■ DATA FOR PROCESSING ■
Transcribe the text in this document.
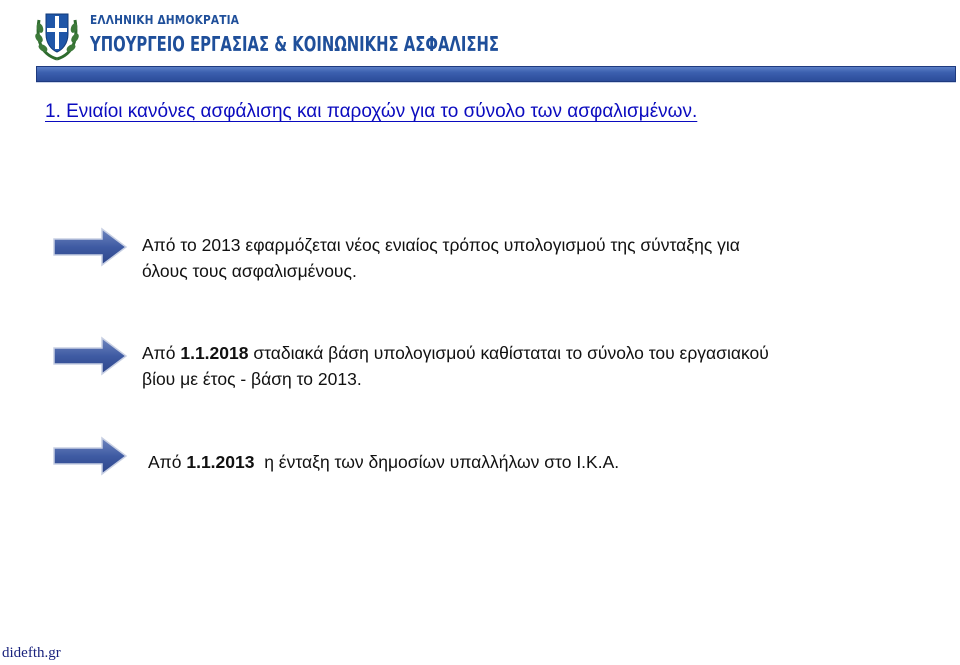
ΕΛΛΗΝΙΚΗ ΔΗΜΟΚΡΑΤΙΑ
ΥΠΟΥΡΓΕΙΟ ΕΡΓΑΣΙΑΣ & ΚΟΙΝΩΝΙΚΗΣ ΑΣΦΑΛΙΣΗΣ
1. Ενιαίοι κανόνες ασφάλισης και παροχών για το σύνολο των ασφαλισμένων.
Από το 2013 εφαρμόζεται νέος ενιαίος τρόπος υπολογισμού της σύνταξης για
όλους τους ασφαλισμένους.
Από 1.1.2018 σταδιακά βάση υπολογισμού καθίσταται το σύνολο του εργασιακού
βίου με έτος - βάση το 2013.
Από 1.1.2013  η ένταξη των δημοσίων υπαλλήλων στο Ι.Κ.Α.
didefth.gr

■ YOUR TASK ■
Supply the count of lines in the entries that contain the word "υπολογισμού", and nothing besides.

■ RESPONSE TO THIS EXERCISE ■
2